#### [GIVEN DATA]
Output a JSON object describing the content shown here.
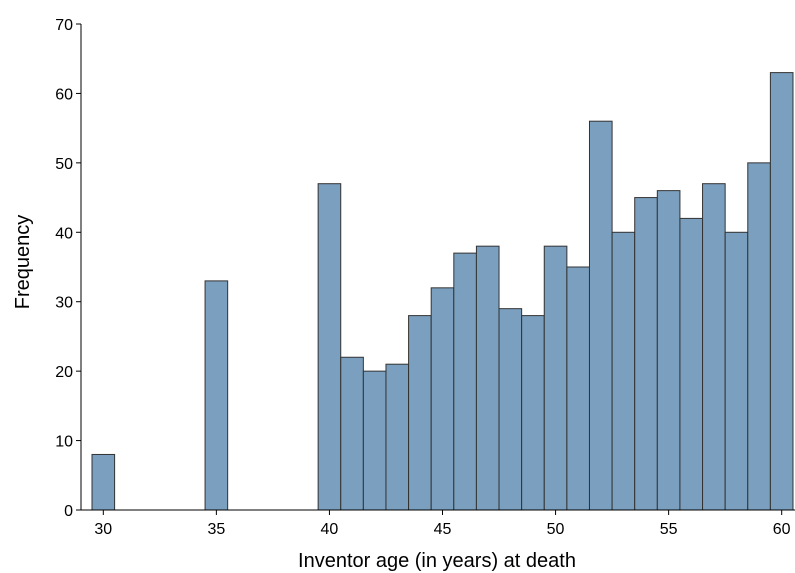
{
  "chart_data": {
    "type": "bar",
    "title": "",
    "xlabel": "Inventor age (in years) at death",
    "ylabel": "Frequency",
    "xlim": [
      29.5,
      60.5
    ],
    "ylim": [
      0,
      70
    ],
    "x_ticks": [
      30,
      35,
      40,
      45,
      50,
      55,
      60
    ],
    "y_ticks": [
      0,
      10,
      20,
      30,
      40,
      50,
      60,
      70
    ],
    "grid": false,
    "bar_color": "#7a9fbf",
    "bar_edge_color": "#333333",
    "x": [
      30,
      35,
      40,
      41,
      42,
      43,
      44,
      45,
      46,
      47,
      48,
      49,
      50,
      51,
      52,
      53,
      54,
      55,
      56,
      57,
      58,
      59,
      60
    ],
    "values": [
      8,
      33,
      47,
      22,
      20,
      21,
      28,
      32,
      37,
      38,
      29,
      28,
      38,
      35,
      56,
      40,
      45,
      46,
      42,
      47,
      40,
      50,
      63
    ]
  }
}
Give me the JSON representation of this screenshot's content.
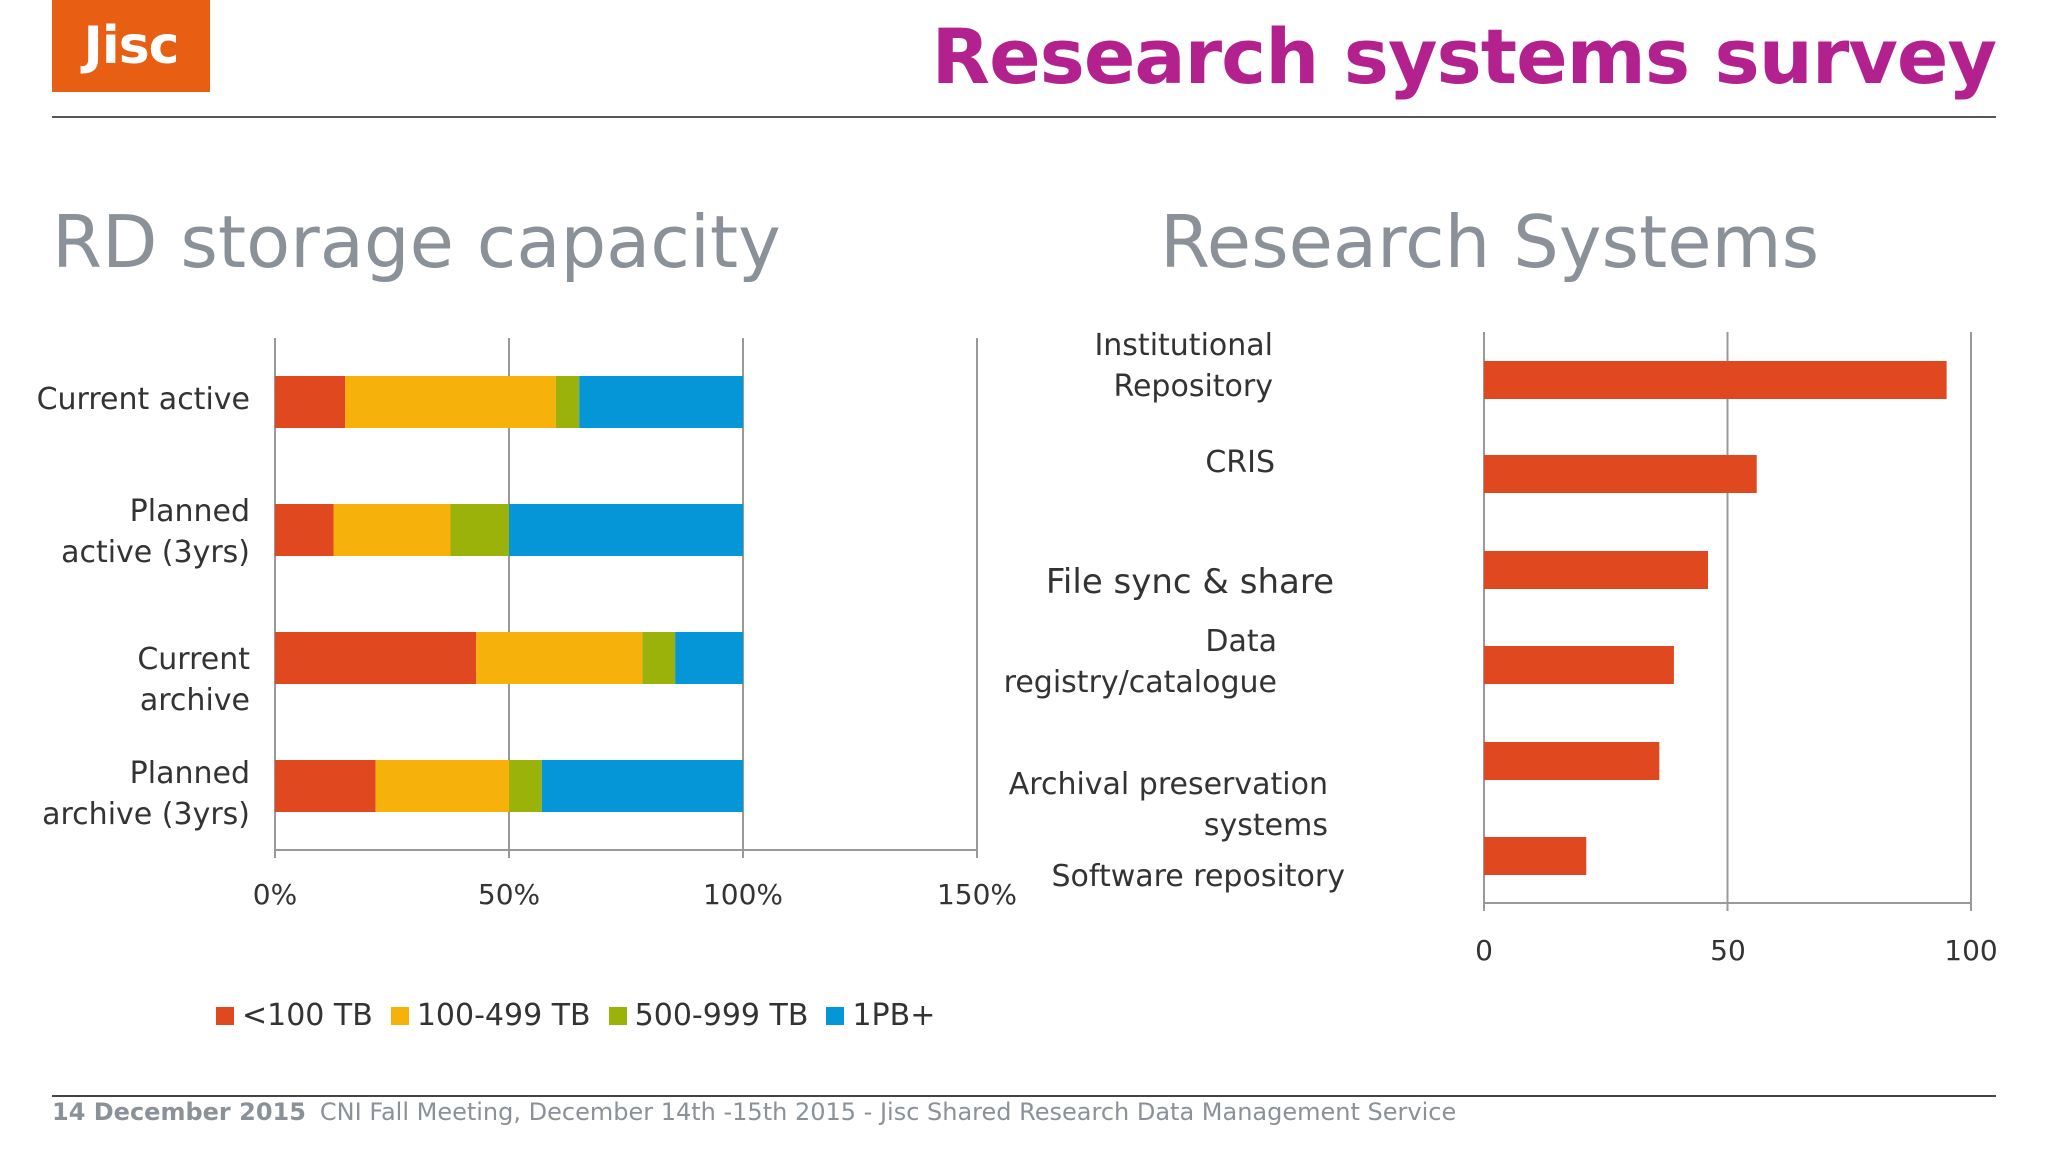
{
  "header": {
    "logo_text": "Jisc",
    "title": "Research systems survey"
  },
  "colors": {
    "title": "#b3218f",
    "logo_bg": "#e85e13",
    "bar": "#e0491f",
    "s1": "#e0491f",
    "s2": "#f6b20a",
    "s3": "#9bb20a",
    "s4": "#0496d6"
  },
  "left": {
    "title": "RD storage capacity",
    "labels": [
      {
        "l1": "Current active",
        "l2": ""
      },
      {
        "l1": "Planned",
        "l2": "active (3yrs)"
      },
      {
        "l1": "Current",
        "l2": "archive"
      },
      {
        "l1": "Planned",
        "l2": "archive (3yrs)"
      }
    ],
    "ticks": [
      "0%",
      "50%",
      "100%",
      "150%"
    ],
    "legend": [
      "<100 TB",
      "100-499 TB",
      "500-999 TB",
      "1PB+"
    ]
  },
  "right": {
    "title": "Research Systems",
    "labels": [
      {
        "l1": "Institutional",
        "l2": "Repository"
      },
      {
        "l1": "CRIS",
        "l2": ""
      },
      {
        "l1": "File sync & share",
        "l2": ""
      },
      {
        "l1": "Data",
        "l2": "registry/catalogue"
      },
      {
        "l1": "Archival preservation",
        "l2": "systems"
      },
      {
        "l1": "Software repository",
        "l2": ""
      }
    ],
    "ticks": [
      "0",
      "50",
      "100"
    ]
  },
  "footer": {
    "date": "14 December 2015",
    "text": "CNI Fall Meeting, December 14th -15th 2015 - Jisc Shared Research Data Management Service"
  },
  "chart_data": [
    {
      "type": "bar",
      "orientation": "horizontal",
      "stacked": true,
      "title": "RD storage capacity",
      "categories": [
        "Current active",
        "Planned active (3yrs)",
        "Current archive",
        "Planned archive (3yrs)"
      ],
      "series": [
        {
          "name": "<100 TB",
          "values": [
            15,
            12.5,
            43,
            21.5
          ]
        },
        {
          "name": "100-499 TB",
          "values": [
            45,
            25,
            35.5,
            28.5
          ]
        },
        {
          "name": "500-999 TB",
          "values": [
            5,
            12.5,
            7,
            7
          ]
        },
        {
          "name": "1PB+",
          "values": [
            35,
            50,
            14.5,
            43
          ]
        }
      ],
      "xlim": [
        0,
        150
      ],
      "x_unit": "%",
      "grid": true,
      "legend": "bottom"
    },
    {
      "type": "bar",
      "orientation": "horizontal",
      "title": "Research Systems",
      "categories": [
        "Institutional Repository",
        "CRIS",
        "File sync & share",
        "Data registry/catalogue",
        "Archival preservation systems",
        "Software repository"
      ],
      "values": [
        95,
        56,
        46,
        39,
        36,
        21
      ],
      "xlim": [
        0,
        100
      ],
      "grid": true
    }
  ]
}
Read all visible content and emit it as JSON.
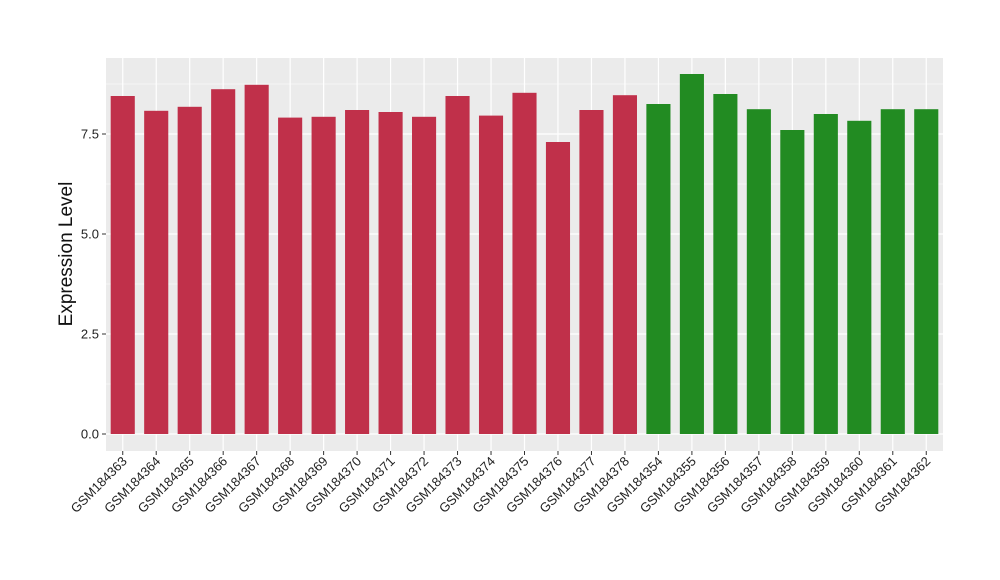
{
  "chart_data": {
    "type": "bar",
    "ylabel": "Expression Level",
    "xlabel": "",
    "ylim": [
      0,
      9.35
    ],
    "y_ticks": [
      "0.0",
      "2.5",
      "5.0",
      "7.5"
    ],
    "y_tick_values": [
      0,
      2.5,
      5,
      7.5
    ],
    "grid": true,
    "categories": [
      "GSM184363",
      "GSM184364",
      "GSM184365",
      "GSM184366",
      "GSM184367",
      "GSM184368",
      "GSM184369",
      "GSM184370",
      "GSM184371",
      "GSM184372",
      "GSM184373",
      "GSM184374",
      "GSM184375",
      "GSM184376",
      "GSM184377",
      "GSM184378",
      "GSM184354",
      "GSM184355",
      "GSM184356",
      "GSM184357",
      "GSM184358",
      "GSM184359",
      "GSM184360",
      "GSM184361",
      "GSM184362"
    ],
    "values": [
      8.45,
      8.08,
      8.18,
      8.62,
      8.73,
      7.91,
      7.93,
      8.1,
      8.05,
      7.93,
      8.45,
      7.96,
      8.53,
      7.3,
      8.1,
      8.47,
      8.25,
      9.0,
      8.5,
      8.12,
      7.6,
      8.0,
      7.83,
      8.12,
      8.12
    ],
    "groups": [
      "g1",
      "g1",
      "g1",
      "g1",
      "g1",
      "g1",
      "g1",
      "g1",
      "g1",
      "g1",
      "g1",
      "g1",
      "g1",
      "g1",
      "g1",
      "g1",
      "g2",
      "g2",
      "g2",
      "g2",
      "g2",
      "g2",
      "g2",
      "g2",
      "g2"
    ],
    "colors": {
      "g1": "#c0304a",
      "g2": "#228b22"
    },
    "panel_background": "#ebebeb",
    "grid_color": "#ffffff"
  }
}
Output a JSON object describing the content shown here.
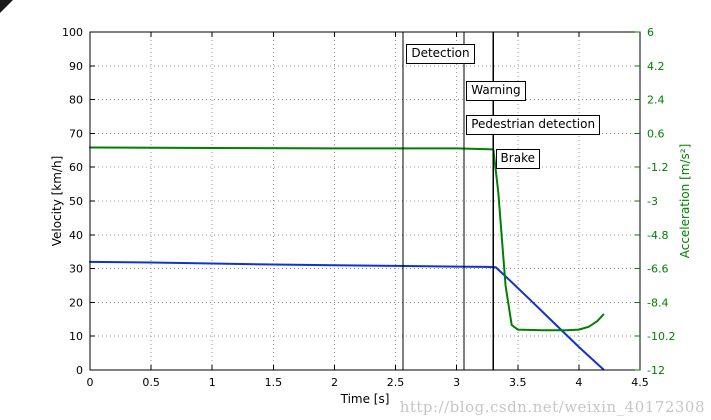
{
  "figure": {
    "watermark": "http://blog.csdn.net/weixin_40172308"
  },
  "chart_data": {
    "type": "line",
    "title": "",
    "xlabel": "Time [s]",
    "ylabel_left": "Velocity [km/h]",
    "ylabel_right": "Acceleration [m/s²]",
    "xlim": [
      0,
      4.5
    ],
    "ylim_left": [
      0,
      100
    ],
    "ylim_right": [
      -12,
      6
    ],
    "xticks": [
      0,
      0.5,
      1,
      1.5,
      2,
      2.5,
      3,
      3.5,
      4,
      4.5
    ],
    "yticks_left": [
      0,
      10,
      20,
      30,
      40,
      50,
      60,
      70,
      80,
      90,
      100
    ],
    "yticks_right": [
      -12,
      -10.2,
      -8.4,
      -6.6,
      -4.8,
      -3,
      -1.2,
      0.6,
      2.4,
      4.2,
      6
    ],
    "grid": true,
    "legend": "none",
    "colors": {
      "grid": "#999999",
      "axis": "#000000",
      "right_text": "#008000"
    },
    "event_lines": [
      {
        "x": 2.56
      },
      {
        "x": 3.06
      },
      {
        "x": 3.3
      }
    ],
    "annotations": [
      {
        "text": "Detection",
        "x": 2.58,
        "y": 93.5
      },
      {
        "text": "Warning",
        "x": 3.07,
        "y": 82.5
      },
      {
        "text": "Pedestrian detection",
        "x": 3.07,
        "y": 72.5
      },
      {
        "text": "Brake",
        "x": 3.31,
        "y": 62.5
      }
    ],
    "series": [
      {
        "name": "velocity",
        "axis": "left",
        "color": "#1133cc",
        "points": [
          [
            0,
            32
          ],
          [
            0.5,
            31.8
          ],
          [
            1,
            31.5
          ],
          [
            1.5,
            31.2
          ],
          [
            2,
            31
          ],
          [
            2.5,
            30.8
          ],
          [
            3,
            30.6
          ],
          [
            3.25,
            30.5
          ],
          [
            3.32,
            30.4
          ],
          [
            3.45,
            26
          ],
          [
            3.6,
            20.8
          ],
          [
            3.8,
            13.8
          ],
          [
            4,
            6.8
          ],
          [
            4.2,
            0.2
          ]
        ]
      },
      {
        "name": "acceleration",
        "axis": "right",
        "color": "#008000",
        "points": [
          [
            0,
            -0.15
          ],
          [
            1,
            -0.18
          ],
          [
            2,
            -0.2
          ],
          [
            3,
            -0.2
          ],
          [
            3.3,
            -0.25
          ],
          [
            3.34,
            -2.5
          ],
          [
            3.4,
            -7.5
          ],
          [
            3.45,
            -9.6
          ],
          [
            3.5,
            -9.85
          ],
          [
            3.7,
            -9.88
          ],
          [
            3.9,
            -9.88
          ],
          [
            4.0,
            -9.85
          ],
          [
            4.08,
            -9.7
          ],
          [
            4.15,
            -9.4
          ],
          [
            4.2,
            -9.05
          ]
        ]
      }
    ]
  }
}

#### [WRITTEN REQUEST]
Reply with nothing but the number of lines that contain the word "capacity".

#### [EXERCISE RESULT]
2